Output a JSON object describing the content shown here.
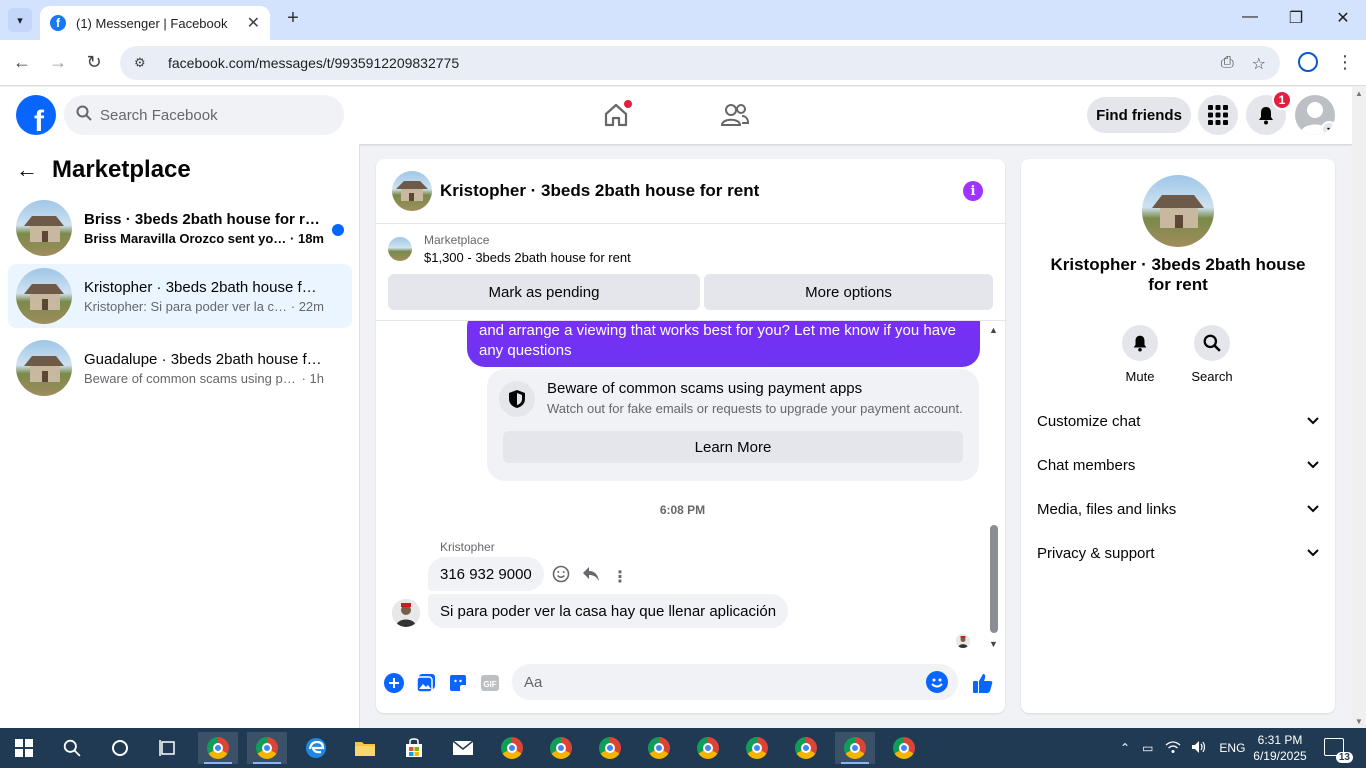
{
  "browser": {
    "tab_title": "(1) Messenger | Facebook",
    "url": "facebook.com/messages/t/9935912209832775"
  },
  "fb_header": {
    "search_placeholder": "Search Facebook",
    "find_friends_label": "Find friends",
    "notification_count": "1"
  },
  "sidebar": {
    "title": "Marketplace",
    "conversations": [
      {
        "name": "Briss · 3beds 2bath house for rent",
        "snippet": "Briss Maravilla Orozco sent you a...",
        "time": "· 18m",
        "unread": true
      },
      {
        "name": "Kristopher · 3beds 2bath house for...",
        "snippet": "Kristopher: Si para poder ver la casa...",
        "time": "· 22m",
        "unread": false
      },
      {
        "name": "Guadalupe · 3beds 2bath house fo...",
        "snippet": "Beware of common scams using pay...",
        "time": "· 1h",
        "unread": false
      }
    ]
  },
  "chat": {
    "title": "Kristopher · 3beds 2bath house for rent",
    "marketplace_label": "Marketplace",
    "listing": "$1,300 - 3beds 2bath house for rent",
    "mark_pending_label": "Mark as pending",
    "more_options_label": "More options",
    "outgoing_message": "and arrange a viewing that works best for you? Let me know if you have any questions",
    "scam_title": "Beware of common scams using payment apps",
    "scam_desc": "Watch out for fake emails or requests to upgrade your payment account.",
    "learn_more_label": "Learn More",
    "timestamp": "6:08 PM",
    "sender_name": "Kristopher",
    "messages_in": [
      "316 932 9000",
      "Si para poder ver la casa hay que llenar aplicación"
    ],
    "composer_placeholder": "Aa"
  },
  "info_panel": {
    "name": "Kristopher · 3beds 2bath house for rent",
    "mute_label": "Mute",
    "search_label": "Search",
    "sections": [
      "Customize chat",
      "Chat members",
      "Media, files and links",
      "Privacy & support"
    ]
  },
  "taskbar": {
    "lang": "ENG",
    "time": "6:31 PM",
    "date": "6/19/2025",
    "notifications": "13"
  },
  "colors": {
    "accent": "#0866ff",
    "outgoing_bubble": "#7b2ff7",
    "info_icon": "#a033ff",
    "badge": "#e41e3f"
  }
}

— WHAT IS EXPECTED —
Repeat all the data as it stands, dropping any images it holds.

— THE SOLUTION —
Output a JSON object describing the content shown here.
{
  "browser": {
    "tab_title": "(1) Messenger | Facebook",
    "url": "facebook.com/messages/t/9935912209832775"
  },
  "fb_header": {
    "search_placeholder": "Search Facebook",
    "find_friends_label": "Find friends",
    "notification_count": "1"
  },
  "sidebar": {
    "title": "Marketplace",
    "conversations": [
      {
        "name": "Briss · 3beds 2bath house for rent",
        "snippet": "Briss Maravilla Orozco sent you a...",
        "time": "· 18m",
        "unread": true
      },
      {
        "name": "Kristopher · 3beds 2bath house for...",
        "snippet": "Kristopher: Si para poder ver la casa...",
        "time": "· 22m",
        "unread": false
      },
      {
        "name": "Guadalupe · 3beds 2bath house fo...",
        "snippet": "Beware of common scams using pay...",
        "time": "· 1h",
        "unread": false
      }
    ]
  },
  "chat": {
    "title": "Kristopher · 3beds 2bath house for rent",
    "marketplace_label": "Marketplace",
    "listing": "$1,300 - 3beds 2bath house for rent",
    "mark_pending_label": "Mark as pending",
    "more_options_label": "More options",
    "outgoing_message": "and arrange a viewing that works best for you? Let me know if you have any questions",
    "scam_title": "Beware of common scams using payment apps",
    "scam_desc": "Watch out for fake emails or requests to upgrade your payment account.",
    "learn_more_label": "Learn More",
    "timestamp": "6:08 PM",
    "sender_name": "Kristopher",
    "messages_in": [
      "316 932 9000",
      "Si para poder ver la casa hay que llenar aplicación"
    ],
    "composer_placeholder": "Aa"
  },
  "info_panel": {
    "name": "Kristopher · 3beds 2bath house for rent",
    "mute_label": "Mute",
    "search_label": "Search",
    "sections": [
      "Customize chat",
      "Chat members",
      "Media, files and links",
      "Privacy & support"
    ]
  },
  "taskbar": {
    "lang": "ENG",
    "time": "6:31 PM",
    "date": "6/19/2025",
    "notifications": "13"
  },
  "colors": {
    "accent": "#0866ff",
    "outgoing_bubble": "#7b2ff7",
    "info_icon": "#a033ff",
    "badge": "#e41e3f"
  }
}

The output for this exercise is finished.